• **Tasks to carry out**:
(a) From the author interview about Nora's story, list every kind of person that America is said to have offered a way to escape their past.
(b) Carry on the author interview about Nora's story, picking up right after its final answer.

Q: Nora is not the only heroine in your book. There’s a second story line about a young Norwegian university student, Solvi. What does Solvi’s story bring to the book?
A: Solvi Lange, who comes of age at the end of World War I, embodies the progress made by women since Nora’s day. It’s 1918; women in Norway have won the right to vote, and young women like Solvi are claiming careers and autonomy along with shorter skirts and flapper hairstyles. Solvi is a photographer and a student of history. She happens across the mystery of a woman who – decades earlier – left a difficult marriage and disappeared without a trace. Solvi hears the story of this forgotten heroine of the Norwegian women’s movement at the same time she’s trying to untangle a legacy of shame and secrets in her own family. She soon becomes obsessed with these dual mysteries.
Q: Ibsen’s play A Doll’s House was controversial in its day, in part because Nora leaves behind her three small children. One famous actress even refused to play the role because she thought Nora’s conduct was so unnatural. What do you think of Nora’s actions, and how do you handle the issue of her children in the book?
A: The ease with which Ibsen has Nora leave her children is troubling. As a mother myself, I suspect Nora wakes up the next morning deeply regretting that to leave Torvald she had to leave her children as well. Much of my book is about Nora’s hunger for them, and her deep need to be loved and part of a family again, but this time on different terms. It motivates much of what she does.
Q: You have Nora immigrate to Minnesota. Why?
A: Many Norwegians immigrated to America during the 19th century, and that diaspora linked Norway and America forever. Many of the Norwegians were farmers, and the America frontier offered boundless farmland. But America also provided a solution for anyone wanting to escape their past – pregnant single women, orphans, people who couldn’t find jobs, opportunists, criminals. When Nora needs to escape Norway, America seems the only option. I was also fascinated by the crushing reality of life on the prairie, which is often idealized in American literature. I read many accounts of Norwegian settlers, their trials and sorrows, and I wanted to tell a part of that Norwegian-American story.
Q: Your two earlier books, both memoirs, explored divorce and remarriage. How did those books lead you to Nora’s story and help shape your novel?
A: My divorce was the single most difficult and transforming experience of my life, and writing about it and my later remarriage helped me understand why those transitions are so challenging. When Nora walks out on her husband, she imagines it as a simple separation. But I knew that disentangling herself from her marriage would be wrenching and damaging, and that none of the Helmers would ever be the same again. Through remarrying, I also understood better some of the challenges Nora and the Eriksens would face as they tried to become a family.

• **Dataset extract**:
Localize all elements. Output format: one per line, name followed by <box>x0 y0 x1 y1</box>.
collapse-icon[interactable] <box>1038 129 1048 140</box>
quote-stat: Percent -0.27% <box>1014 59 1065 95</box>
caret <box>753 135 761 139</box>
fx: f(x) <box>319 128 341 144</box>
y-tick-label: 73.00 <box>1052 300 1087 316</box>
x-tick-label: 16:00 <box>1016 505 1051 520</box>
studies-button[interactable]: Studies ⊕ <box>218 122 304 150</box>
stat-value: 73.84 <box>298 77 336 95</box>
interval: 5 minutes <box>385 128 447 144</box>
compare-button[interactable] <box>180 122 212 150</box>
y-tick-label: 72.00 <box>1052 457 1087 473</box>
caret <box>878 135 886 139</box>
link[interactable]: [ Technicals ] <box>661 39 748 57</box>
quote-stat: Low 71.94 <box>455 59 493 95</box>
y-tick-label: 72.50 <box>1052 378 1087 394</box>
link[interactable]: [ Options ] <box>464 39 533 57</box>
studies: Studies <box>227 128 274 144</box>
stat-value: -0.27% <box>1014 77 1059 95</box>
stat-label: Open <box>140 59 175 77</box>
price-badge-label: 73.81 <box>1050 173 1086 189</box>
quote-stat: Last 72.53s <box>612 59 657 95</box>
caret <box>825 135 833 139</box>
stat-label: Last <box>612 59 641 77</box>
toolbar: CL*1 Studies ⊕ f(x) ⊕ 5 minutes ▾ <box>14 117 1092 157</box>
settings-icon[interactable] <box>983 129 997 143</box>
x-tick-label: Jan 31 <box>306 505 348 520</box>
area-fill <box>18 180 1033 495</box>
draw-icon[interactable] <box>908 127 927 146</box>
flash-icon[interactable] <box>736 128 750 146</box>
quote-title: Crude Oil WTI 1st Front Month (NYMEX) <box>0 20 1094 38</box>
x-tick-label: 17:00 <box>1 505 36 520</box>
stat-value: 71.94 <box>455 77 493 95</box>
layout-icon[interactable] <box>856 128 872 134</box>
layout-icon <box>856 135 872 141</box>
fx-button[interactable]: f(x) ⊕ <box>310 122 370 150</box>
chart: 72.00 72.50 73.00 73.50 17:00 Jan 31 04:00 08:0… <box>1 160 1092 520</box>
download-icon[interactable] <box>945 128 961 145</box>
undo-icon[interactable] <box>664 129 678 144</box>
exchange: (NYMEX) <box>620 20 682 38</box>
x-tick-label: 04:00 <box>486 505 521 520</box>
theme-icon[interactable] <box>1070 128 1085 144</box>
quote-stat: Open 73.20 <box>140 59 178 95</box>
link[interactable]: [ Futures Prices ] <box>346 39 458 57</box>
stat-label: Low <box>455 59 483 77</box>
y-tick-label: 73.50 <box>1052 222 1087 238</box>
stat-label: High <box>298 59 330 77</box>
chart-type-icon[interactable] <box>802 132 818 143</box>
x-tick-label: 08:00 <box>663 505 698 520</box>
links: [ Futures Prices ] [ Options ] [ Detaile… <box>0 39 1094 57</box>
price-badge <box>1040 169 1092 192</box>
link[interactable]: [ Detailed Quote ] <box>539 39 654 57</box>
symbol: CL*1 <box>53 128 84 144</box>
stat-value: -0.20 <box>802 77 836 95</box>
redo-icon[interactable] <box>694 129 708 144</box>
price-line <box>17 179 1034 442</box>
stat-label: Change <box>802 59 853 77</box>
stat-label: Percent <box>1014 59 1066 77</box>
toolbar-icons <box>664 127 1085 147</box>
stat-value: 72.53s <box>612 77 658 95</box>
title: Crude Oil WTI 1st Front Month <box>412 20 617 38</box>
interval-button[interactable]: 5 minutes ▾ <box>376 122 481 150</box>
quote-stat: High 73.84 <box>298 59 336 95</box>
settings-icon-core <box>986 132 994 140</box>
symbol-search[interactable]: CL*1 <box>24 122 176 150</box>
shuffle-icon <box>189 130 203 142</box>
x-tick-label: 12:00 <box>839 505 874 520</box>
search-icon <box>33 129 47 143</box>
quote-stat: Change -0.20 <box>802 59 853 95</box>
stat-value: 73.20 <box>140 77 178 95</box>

• **The responses**:
(a)
- Pregnant single women
- Orphans
- People who couldn't find jobs
- Opportunists
- Criminals

(b)
Q: Does a reader need to see or read Ibsen’s play A Doll’s House to understand your book?
A: I tell the story of the play in the novel, so it’s not necessary. That said, those who know the play will enjoy seeing the connections, characters, and themes that emerge in Searching for Nora. I hope my book will send people back to Ibsen’s play, because it’s a work of genius. Despite being over 100 years old, it feels modern, and the characters leap off the page. Book club readers and students, in particular, might enjoy reading or seeing the play as part of discussing my book.
Q: Your novel required years of historical research as well as understanding the writings and life story of Ibsen. Where did that research take you and what were some of the most interesting discoveries you made?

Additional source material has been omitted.